YOUR GOAL:
Set down every record once more, exactly as given.

Records from a collection of figures:

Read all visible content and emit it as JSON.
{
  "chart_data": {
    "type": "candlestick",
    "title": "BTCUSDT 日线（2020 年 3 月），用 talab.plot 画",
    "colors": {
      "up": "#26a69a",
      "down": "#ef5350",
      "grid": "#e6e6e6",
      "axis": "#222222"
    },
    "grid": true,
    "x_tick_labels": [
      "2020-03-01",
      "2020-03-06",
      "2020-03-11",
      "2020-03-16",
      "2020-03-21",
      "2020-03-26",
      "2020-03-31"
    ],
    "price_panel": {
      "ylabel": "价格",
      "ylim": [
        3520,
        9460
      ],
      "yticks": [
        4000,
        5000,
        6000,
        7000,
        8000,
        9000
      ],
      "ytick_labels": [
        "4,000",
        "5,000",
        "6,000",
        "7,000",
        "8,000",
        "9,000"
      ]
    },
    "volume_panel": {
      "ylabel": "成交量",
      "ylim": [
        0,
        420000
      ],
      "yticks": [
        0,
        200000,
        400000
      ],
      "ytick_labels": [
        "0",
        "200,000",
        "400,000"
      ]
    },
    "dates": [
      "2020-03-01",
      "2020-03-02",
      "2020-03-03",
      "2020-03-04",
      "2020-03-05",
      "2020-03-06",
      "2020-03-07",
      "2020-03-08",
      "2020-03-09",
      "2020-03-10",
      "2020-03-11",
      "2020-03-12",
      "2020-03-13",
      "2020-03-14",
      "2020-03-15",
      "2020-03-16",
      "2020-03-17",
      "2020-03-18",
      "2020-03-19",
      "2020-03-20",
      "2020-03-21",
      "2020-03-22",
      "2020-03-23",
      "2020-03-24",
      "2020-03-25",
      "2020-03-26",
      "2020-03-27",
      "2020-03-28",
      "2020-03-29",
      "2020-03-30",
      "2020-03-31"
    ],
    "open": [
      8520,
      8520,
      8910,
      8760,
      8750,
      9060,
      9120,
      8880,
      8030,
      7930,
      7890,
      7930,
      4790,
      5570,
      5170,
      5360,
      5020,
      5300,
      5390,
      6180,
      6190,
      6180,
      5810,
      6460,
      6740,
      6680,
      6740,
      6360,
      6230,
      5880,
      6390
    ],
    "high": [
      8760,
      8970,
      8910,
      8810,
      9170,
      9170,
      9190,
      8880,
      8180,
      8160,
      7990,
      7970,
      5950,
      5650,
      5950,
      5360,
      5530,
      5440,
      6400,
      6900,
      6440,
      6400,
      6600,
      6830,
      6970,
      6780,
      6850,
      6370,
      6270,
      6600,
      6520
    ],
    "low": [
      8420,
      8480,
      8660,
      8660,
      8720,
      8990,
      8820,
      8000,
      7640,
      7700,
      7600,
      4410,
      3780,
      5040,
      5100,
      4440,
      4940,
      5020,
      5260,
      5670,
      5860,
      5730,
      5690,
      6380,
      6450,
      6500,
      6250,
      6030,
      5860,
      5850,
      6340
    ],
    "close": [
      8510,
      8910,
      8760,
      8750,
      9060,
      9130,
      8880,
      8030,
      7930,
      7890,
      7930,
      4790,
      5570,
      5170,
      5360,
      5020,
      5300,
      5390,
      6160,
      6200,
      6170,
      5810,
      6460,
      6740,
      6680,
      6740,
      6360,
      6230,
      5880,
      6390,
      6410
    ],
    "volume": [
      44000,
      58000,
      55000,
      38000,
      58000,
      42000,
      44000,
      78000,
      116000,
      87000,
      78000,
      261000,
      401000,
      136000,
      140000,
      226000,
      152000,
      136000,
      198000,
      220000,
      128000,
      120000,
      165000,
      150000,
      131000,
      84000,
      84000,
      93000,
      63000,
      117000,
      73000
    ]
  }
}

RESULT:
Read all visible content and emit it as JSON.
{
  "chart_data": {
    "type": "candlestick",
    "title": "BTCUSDT 日线（2020 年 3 月），用 talab.plot 画",
    "colors": {
      "up": "#26a69a",
      "down": "#ef5350",
      "grid": "#e6e6e6",
      "axis": "#222222"
    },
    "grid": true,
    "x_tick_labels": [
      "2020-03-01",
      "2020-03-06",
      "2020-03-11",
      "2020-03-16",
      "2020-03-21",
      "2020-03-26",
      "2020-03-31"
    ],
    "price_panel": {
      "ylabel": "价格",
      "ylim": [
        3520,
        9460
      ],
      "yticks": [
        4000,
        5000,
        6000,
        7000,
        8000,
        9000
      ],
      "ytick_labels": [
        "4,000",
        "5,000",
        "6,000",
        "7,000",
        "8,000",
        "9,000"
      ]
    },
    "volume_panel": {
      "ylabel": "成交量",
      "ylim": [
        0,
        420000
      ],
      "yticks": [
        0,
        200000,
        400000
      ],
      "ytick_labels": [
        "0",
        "200,000",
        "400,000"
      ]
    },
    "dates": [
      "2020-03-01",
      "2020-03-02",
      "2020-03-03",
      "2020-03-04",
      "2020-03-05",
      "2020-03-06",
      "2020-03-07",
      "2020-03-08",
      "2020-03-09",
      "2020-03-10",
      "2020-03-11",
      "2020-03-12",
      "2020-03-13",
      "2020-03-14",
      "2020-03-15",
      "2020-03-16",
      "2020-03-17",
      "2020-03-18",
      "2020-03-19",
      "2020-03-20",
      "2020-03-21",
      "2020-03-22",
      "2020-03-23",
      "2020-03-24",
      "2020-03-25",
      "2020-03-26",
      "2020-03-27",
      "2020-03-28",
      "2020-03-29",
      "2020-03-30",
      "2020-03-31"
    ],
    "open": [
      8520,
      8520,
      8910,
      8760,
      8750,
      9060,
      9120,
      8880,
      8030,
      7930,
      7890,
      7930,
      4790,
      5570,
      5170,
      5360,
      5020,
      5300,
      5390,
      6180,
      6190,
      6180,
      5810,
      6460,
      6740,
      6680,
      6740,
      6360,
      6230,
      5880,
      6390
    ],
    "high": [
      8760,
      8970,
      8910,
      8810,
      9170,
      9170,
      9190,
      8880,
      8180,
      8160,
      7990,
      7970,
      5950,
      5650,
      5950,
      5360,
      5530,
      5440,
      6400,
      6900,
      6440,
      6400,
      6600,
      6830,
      6970,
      6780,
      6850,
      6370,
      6270,
      6600,
      6520
    ],
    "low": [
      8420,
      8480,
      8660,
      8660,
      8720,
      8990,
      8820,
      8000,
      7640,
      7700,
      7600,
      4410,
      3780,
      5040,
      5100,
      4440,
      4940,
      5020,
      5260,
      5670,
      5860,
      5730,
      5690,
      6380,
      6450,
      6500,
      6250,
      6030,
      5860,
      5850,
      6340
    ],
    "close": [
      8510,
      8910,
      8760,
      8750,
      9060,
      9130,
      8880,
      8030,
      7930,
      7890,
      7930,
      4790,
      5570,
      5170,
      5360,
      5020,
      5300,
      5390,
      6160,
      6200,
      6170,
      5810,
      6460,
      6740,
      6680,
      6740,
      6360,
      6230,
      5880,
      6390,
      6410
    ],
    "volume": [
      44000,
      58000,
      55000,
      38000,
      58000,
      42000,
      44000,
      78000,
      116000,
      87000,
      78000,
      261000,
      401000,
      136000,
      140000,
      226000,
      152000,
      136000,
      198000,
      220000,
      128000,
      120000,
      165000,
      150000,
      131000,
      84000,
      84000,
      93000,
      63000,
      117000,
      73000
    ]
  }
}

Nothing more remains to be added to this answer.